> **PROVIDED DATA**
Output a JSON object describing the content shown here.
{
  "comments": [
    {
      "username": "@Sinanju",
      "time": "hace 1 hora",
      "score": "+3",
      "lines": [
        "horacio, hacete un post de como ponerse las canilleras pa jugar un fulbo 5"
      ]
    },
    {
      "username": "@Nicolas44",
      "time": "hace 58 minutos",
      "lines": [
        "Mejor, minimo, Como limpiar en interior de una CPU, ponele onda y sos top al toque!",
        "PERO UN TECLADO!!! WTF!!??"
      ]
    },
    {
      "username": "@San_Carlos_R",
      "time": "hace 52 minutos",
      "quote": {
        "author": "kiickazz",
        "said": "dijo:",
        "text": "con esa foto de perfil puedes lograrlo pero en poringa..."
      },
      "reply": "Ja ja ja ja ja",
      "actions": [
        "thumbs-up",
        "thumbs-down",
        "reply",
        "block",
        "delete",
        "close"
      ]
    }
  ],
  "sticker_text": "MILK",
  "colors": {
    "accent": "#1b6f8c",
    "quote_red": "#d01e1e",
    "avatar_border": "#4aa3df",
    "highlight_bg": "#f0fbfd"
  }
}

> **INSTRUCTIONS FOR THE TASK**
Each line that holds the word "minutos" is to be copied.

> **EXERCISE ANSWER**
      "time": "hace 58 minutos",
      "time": "hace 52 minutos",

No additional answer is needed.